> What the exercise asks:
Find each line with the word "different" and copy it.

====== Recorded data ======

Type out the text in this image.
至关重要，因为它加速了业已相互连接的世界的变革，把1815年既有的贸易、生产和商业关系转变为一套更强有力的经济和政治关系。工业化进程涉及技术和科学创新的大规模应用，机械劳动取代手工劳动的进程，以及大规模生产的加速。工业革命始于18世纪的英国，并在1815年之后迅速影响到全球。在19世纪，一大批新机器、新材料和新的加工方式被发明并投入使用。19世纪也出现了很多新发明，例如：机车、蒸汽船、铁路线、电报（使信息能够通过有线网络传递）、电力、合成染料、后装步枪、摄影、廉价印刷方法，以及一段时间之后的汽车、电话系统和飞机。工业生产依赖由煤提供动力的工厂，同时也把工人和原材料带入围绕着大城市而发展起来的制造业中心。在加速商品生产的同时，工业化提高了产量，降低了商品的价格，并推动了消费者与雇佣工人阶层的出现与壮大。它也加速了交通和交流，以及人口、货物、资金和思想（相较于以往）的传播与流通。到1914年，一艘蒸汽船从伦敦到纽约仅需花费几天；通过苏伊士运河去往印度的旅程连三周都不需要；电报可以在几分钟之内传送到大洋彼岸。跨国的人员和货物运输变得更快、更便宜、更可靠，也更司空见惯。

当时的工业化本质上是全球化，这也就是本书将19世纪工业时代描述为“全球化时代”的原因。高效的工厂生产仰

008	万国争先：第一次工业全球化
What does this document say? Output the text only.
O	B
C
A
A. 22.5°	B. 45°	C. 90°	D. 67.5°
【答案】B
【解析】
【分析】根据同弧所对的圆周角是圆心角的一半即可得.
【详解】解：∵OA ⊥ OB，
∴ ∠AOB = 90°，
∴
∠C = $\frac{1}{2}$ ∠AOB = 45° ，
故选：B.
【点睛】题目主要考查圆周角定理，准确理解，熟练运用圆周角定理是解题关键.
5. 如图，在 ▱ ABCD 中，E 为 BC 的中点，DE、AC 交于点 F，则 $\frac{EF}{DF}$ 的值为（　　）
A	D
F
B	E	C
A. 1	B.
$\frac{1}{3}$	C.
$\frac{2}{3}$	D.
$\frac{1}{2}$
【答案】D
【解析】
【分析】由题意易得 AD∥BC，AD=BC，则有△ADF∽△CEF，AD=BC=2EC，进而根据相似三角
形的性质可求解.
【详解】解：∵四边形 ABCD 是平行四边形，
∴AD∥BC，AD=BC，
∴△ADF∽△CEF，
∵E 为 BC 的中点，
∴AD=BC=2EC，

======
====== Recorded data ======

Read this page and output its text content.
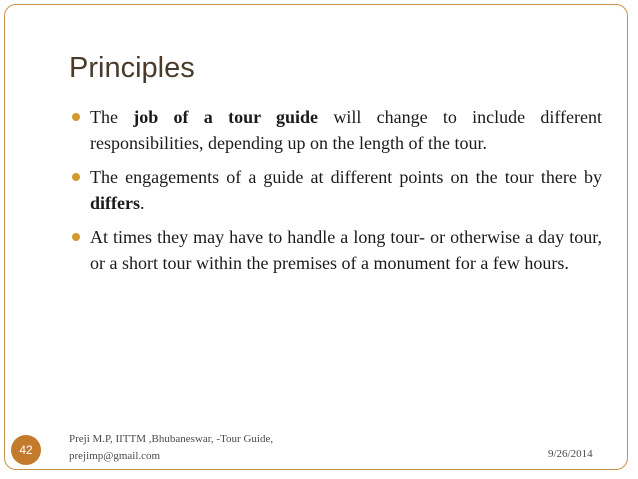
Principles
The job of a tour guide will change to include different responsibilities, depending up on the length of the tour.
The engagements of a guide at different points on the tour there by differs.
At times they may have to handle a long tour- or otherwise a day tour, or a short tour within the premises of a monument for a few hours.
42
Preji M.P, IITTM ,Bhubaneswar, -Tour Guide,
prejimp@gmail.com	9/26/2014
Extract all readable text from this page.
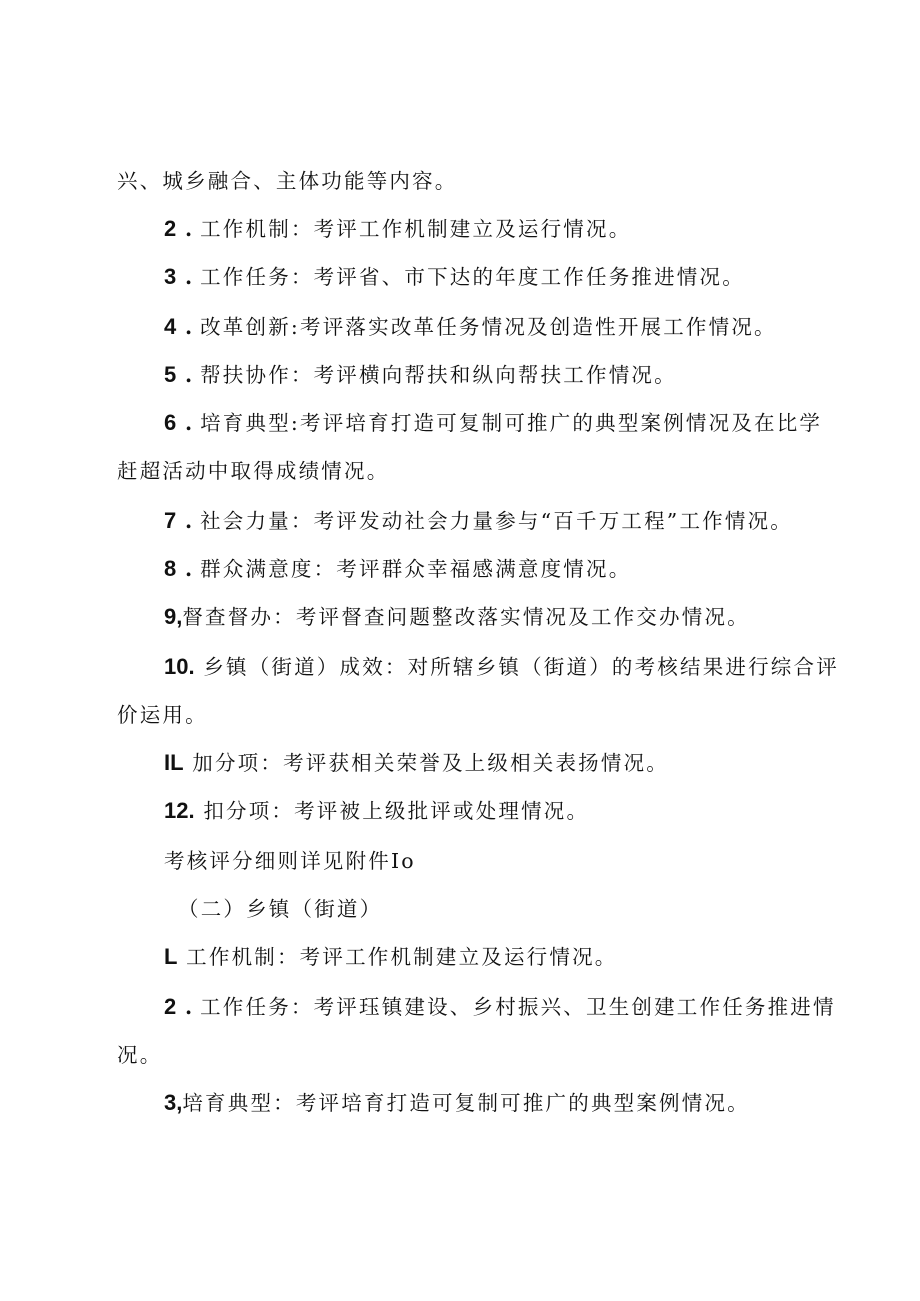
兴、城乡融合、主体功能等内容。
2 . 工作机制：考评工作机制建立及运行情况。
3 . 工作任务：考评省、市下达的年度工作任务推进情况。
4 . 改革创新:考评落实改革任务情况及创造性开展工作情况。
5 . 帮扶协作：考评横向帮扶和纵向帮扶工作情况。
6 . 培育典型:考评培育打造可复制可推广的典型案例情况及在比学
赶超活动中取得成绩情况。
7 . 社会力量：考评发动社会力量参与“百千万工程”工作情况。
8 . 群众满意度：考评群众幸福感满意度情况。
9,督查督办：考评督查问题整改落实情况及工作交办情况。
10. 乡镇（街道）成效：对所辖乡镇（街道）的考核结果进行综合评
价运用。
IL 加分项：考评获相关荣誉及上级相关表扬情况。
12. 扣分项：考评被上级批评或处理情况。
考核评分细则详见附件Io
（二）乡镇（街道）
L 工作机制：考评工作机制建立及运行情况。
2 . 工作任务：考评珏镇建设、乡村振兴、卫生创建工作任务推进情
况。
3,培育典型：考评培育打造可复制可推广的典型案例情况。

======
====== Recorded data ======

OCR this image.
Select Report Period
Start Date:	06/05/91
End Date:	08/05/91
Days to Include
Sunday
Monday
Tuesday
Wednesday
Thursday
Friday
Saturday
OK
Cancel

======

> Problem solution:
The job of a tour guide will change to include different responsibilities, depending up on the length of the tour.
The engagements of a guide at different points on the tour there by differs.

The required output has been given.